— start of SUPPLIED RECORDS —

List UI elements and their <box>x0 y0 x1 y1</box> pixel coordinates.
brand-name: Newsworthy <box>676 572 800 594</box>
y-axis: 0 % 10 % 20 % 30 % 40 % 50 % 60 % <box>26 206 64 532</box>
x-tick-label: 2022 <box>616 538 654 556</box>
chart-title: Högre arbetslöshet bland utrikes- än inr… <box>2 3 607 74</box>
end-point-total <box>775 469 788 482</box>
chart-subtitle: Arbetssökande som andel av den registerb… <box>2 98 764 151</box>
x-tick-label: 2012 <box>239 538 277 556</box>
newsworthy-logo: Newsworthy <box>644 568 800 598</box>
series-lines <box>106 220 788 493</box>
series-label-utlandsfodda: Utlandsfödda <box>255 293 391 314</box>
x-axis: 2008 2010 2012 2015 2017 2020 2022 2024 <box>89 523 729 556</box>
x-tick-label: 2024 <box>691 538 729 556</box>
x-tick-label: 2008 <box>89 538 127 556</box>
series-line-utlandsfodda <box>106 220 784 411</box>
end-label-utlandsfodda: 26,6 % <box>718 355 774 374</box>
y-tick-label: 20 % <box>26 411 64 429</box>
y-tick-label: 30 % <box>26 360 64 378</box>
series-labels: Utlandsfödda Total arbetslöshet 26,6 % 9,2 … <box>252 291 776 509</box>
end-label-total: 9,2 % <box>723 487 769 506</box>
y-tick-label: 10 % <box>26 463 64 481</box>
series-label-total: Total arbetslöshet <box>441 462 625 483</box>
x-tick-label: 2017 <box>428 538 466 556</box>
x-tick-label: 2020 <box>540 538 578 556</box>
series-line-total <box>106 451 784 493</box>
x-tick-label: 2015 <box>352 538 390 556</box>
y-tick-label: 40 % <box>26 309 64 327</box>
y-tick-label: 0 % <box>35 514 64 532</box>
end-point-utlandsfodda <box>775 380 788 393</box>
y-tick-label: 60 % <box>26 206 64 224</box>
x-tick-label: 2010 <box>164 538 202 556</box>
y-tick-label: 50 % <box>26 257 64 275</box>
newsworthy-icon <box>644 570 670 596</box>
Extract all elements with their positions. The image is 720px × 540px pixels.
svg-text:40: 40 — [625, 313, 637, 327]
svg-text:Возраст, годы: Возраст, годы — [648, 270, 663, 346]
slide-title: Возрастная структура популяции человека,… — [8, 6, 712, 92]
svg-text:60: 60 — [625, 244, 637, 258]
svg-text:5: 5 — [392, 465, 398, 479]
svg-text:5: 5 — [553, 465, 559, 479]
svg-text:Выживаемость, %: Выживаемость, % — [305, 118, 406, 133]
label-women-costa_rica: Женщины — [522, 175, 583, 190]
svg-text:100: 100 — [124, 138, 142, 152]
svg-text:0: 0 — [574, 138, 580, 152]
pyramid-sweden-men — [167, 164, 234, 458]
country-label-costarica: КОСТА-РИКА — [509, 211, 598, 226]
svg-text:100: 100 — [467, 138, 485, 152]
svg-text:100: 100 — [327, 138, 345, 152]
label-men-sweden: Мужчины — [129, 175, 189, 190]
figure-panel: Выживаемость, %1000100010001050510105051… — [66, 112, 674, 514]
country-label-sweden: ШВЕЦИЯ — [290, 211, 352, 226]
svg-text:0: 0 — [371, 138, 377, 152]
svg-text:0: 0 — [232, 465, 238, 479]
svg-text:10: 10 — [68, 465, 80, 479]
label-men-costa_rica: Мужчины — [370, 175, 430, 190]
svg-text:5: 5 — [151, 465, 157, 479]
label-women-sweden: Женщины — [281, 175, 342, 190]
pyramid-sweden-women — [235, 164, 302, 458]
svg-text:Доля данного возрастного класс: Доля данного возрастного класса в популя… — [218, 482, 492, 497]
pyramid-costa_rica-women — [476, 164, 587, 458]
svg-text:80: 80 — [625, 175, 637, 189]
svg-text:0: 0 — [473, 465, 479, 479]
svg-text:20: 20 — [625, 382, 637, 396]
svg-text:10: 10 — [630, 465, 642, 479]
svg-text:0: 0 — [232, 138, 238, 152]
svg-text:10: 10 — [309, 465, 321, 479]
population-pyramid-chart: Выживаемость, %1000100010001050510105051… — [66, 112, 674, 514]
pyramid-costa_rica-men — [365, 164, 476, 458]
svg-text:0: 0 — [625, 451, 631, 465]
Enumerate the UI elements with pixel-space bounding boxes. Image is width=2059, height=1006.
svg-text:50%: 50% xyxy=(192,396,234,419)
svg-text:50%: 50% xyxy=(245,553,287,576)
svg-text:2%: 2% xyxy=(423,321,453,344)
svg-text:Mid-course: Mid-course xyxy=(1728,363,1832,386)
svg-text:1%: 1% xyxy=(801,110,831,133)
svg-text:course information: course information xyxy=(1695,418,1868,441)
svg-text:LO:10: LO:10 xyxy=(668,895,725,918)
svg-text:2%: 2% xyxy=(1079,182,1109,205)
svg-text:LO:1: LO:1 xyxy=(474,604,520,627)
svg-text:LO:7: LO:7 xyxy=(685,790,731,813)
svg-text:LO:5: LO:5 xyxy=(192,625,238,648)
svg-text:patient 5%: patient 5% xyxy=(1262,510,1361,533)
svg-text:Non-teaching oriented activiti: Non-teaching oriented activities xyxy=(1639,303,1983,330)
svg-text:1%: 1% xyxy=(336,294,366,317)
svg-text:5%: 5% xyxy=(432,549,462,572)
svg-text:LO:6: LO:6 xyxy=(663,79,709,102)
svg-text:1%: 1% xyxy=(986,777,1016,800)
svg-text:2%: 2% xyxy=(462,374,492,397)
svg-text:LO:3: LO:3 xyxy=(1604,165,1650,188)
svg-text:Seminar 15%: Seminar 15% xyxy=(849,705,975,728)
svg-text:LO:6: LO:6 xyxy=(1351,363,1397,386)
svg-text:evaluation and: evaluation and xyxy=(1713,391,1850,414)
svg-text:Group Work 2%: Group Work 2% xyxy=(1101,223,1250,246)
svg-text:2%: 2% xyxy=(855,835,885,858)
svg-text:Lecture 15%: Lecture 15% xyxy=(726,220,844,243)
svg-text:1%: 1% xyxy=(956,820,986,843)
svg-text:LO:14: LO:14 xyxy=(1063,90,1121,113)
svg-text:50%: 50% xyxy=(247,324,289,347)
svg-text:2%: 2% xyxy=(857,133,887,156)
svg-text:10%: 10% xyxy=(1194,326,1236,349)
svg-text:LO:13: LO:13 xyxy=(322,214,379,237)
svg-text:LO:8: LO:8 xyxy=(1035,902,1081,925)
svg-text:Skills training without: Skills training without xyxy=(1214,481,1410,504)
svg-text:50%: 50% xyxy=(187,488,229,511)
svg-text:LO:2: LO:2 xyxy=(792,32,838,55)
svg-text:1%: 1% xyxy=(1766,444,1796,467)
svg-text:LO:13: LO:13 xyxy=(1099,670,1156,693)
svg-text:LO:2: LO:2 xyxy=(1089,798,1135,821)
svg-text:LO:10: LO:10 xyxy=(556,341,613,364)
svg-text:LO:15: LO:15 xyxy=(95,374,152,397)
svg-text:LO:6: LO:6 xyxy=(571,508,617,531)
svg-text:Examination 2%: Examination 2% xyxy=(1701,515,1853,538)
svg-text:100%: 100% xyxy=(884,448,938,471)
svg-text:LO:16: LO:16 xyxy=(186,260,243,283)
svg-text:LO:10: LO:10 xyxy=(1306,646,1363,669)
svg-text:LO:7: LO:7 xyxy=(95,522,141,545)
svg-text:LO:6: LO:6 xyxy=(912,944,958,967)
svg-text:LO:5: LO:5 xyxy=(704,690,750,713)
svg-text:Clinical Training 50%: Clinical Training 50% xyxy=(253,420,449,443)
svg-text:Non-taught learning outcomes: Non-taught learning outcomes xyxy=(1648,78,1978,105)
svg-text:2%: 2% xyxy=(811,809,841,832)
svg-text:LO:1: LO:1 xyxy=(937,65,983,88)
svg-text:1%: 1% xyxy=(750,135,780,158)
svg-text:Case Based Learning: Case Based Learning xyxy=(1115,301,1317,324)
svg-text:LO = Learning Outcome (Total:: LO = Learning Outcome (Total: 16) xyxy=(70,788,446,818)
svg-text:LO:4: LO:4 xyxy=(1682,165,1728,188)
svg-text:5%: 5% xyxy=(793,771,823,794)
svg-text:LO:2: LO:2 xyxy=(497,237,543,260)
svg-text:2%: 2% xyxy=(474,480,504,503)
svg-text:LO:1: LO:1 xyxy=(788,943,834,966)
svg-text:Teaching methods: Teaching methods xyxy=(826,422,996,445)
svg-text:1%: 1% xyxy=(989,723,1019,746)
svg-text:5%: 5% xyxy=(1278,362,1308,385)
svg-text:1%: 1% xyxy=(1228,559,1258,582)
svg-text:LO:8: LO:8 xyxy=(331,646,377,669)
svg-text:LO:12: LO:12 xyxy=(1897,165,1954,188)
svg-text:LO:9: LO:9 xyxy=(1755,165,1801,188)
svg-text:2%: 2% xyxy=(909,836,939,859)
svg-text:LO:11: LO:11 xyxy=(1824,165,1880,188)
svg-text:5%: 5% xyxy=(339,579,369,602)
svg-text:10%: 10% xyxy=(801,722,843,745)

— end of SUPPLIED RECORDS —

- **WHAT THE TASK REQUIRES**: Turn the lines from the start of the records through the line with "series-labels: Utlandsfödda Total", including that line, into a numbered list, leaving out any blank lines.

- **CORRECT RESULT**:
1. List UI elements and their <box>x0 y0 x1 y1</box> pixel coordinates.
2. brand-name: Newsworthy <box>676 572 800 594</box>
3. y-axis: 0 % 10 % 20 % 30 % 40 % 50 % 60 % <box>26 206 64 532</box>
4. x-tick-label: 2022 <box>616 538 654 556</box>
5. chart-title: Högre arbetslöshet bland utrikes- än inr… <box>2 3 607 74</box>
6. end-point-total <box>775 469 788 482</box>
7. chart-subtitle: Arbetssökande som andel av den registerb… <box>2 98 764 151</box>
8. x-tick-label: 2012 <box>239 538 277 556</box>
9. newsworthy-logo: Newsworthy <box>644 568 800 598</box>
10. series-lines <box>106 220 788 493</box>
11. series-label-utlandsfodda: Utlandsfödda <box>255 293 391 314</box>
12. x-axis: 2008 2010 2012 2015 2017 2020 2022 2024 <box>89 523 729 556</box>
13. x-tick-label: 2024 <box>691 538 729 556</box>
14. x-tick-label: 2008 <box>89 538 127 556</box>
15. series-line-utlandsfodda <box>106 220 784 411</box>
16. end-label-utlandsfodda: 26,6 % <box>718 355 774 374</box>
17. y-tick-label: 20 % <box>26 411 64 429</box>
18. y-tick-label: 30 % <box>26 360 64 378</box>
19. series-labels: Utlandsfödda Total arbetslöshet 26,6 % 9,2 … <box>252 291 776 509</box>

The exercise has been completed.